* _Textauszug_
======

War das Lehramtsstudium schon immer dein Plan?

Nein, ich habe vorher drei Jahre Graphik und Kommunikationsdesign studiert, aber es hat sich gezeigt, dass ich in diesem Feld nicht Fuß fassen möchte. Diese Entscheidung habe ich einerseits aus ideologischen Gründen getroffen, da ich kommerziell ausgerichtete Werbung und das Reproduzieren des Systems ablehne. Andererseits weil die DienstnehmerInnenverhältnisse im Graphikbereich sehr schlecht sind. Man ist in vielen Bereichen auf sich alleine gestellt und stark von Faktoren abhängig, die man schlecht beeinflussen kann.
Ich habe Graphik sehr lange als Mittelweg zwischen bildender Kunst und beruflicher Sicherheit gesehen, diese Ansicht hat sich als nicht richtig erwiesen. Ich wollte mich danach eher der bildenden Kunst zuwenden. Dass ich schwanger wurde hat meine Entscheidung, das Lehramt zu wählen, sicher stark beeinflusst. Ich bin mit dieser Entscheidung sehr glücklich.


Lässt sich das Studium gut mit einem Kind vereinbaren?

Da mein Partner und ich beide studieren, können wir unsere Zeit sehr flexibel einteilen und es bleibt trotzdem noch viel Zeit zu dritt; das ist natürlich ein Privileg. Ich denke sogar, dass es für Studierende leichter ist, ein Kind großzuziehen, als für Berufstätige.

Kannst du dir vorstellen, nach Osttirol zurückzukehren?

======

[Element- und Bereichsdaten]
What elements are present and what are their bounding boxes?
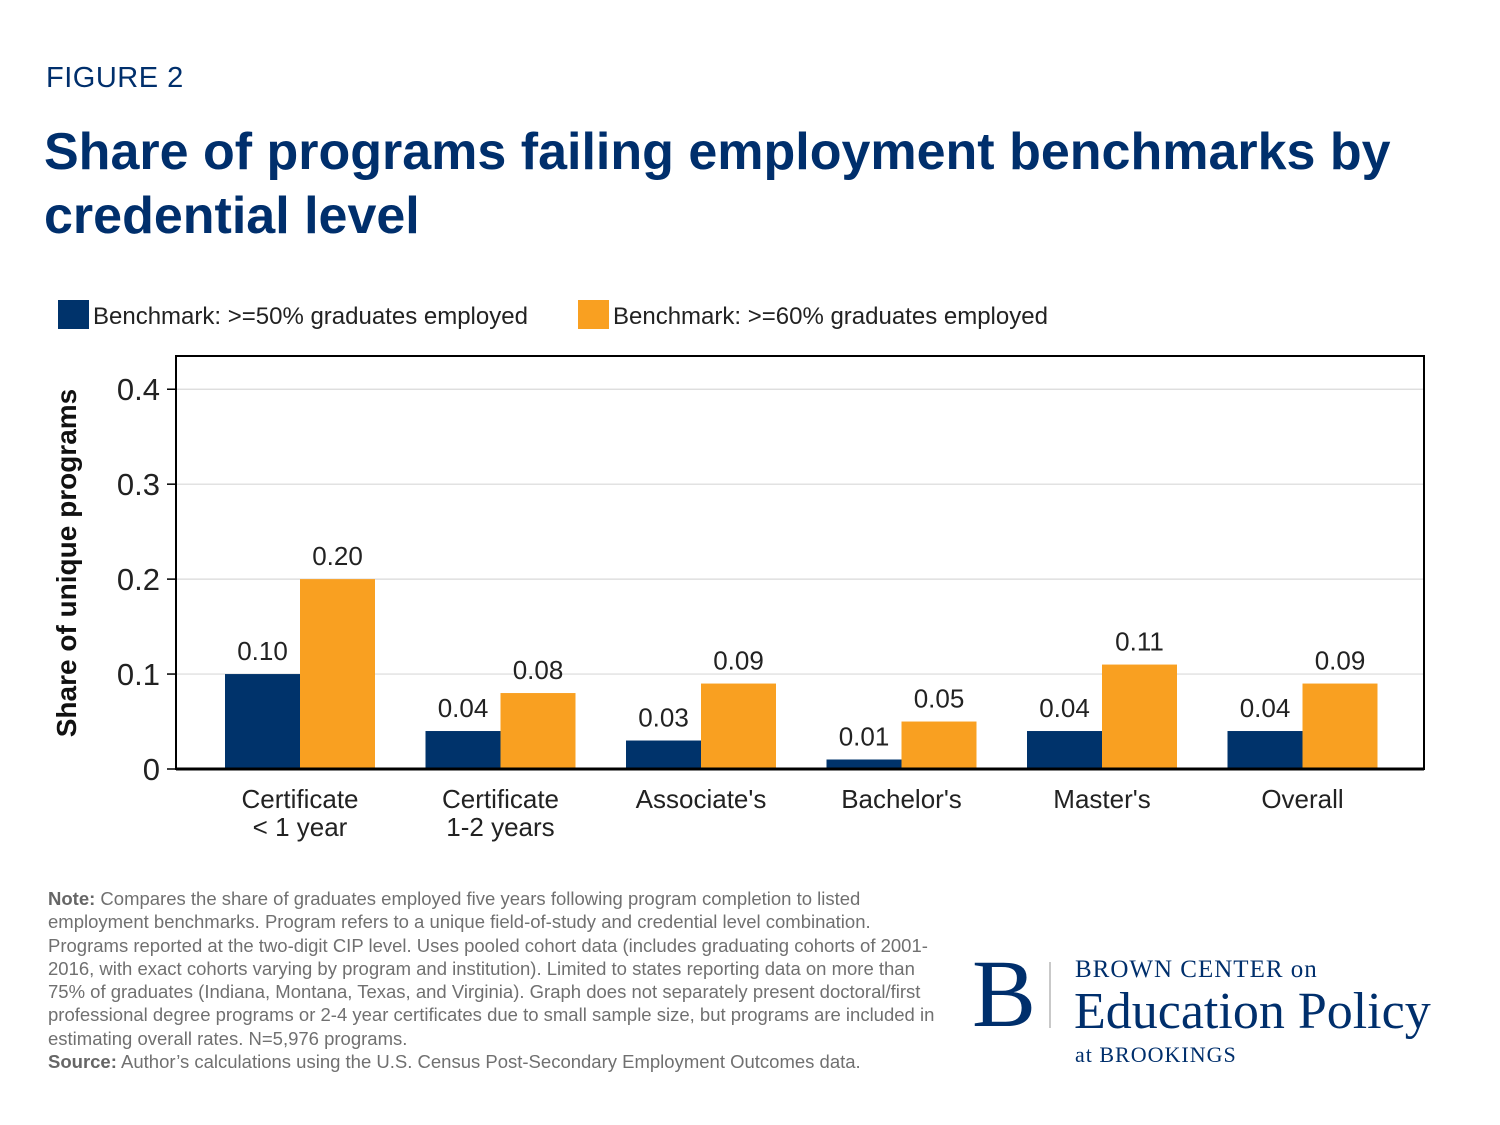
y-tick-label: 0.3 bbox=[117, 467, 160, 502]
logo-line-3: at BROOKINGS bbox=[1075, 1042, 1237, 1067]
chart-title: Share of programs failing employment ben… bbox=[44, 123, 1391, 245]
bar-benchmark-60 bbox=[1102, 664, 1177, 769]
x-tick-label: Bachelor's bbox=[841, 784, 962, 814]
data-label: 0.01 bbox=[839, 722, 890, 752]
bar-benchmark-50 bbox=[826, 759, 902, 769]
data-label: 0.09 bbox=[1315, 646, 1366, 676]
logo-letter: B bbox=[972, 940, 1037, 1047]
bar-benchmark-50 bbox=[1027, 731, 1102, 769]
logo-line-2: Education Policy bbox=[1074, 983, 1431, 1040]
y-tick-label: 0.4 bbox=[117, 372, 160, 407]
bar-benchmark-60 bbox=[1302, 683, 1378, 769]
data-label: 0.03 bbox=[638, 703, 689, 733]
data-label: 0.04 bbox=[1240, 693, 1291, 723]
y-tick-label: 0 bbox=[143, 752, 160, 787]
data-label: 0.09 bbox=[713, 646, 764, 676]
legend-swatch bbox=[58, 300, 89, 329]
bar-benchmark-60 bbox=[901, 721, 977, 769]
source-text: Author’s calculations using the U.S. Cen… bbox=[116, 1051, 861, 1073]
note-label: Note: bbox=[48, 888, 96, 909]
bar-benchmark-50 bbox=[225, 674, 300, 769]
data-label: 0.04 bbox=[438, 693, 489, 723]
bar-benchmark-60 bbox=[300, 579, 375, 769]
x-tick-label: < 1 year bbox=[253, 812, 348, 842]
bar-benchmark-50 bbox=[425, 731, 501, 769]
note-text: Compares the share of graduates employed… bbox=[48, 888, 935, 1049]
source-label: Source: bbox=[48, 1051, 117, 1073]
y-tick-label: 0.1 bbox=[117, 657, 160, 692]
x-tick-label: Master's bbox=[1053, 784, 1150, 814]
legend-label: Benchmark: >=60% graduates employed bbox=[613, 303, 1048, 330]
data-label: 0.20 bbox=[312, 541, 363, 571]
x-tick-label: Associate's bbox=[636, 784, 767, 814]
legend-swatch bbox=[578, 300, 609, 329]
logo-divider bbox=[1049, 962, 1051, 1028]
legend-label: Benchmark: >=50% graduates employed bbox=[93, 303, 528, 330]
bar-benchmark-50 bbox=[626, 740, 701, 769]
x-tick-label: 1-2 years bbox=[446, 812, 554, 842]
data-label: 0.04 bbox=[1039, 693, 1090, 723]
x-tick-label: Certificate bbox=[442, 784, 559, 814]
data-label: 0.08 bbox=[513, 655, 564, 685]
data-label: 0.05 bbox=[914, 684, 965, 714]
data-label: 0.11 bbox=[1115, 627, 1164, 657]
data-label: 0.10 bbox=[237, 636, 288, 666]
bar-benchmark-60 bbox=[500, 693, 576, 769]
bar-benchmark-50 bbox=[1227, 731, 1303, 769]
y-axis-label: Share of unique programs bbox=[51, 389, 82, 738]
y-tick-label: 0.2 bbox=[117, 562, 160, 597]
logo-line-1: BROWN CENTER on bbox=[1075, 956, 1318, 983]
bar-benchmark-60 bbox=[701, 683, 776, 769]
figure-label: FIGURE 2 bbox=[46, 62, 184, 94]
x-tick-label: Certificate bbox=[241, 784, 358, 814]
x-tick-label: Overall bbox=[1261, 784, 1343, 814]
notes-block: Note: Compares the share of graduates em… bbox=[48, 887, 948, 1073]
brookings-logo: B BROWN CENTER on Education Policy at BR… bbox=[970, 946, 1470, 1080]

======

* _Arbeitsaufträge_
a - Wie viele Jahre wurde laut dem Interview vor dem Lehramtsstudium Graphik und Kommunikationsdesign studiert?
b - Gib den Abschnitt aus dem Interview wortgetreu wieder, der mit „Lässt sich das“ beginnt und bis einschließlich „als für Berufstätige.“ reicht.

* _Geordnete Antworten_
a - Drei Jahre.

b -
Lässt sich das Studium gut mit einem Kind vereinbaren?

Da mein Partner und ich beide studieren, können wir unsere Zeit sehr flexibel einteilen und es bleibt trotzdem noch viel Zeit zu dritt; das ist natürlich ein Privileg. Ich denke sogar, dass es für Studierende leichter ist, ein Kind großzuziehen, als für Berufstätige.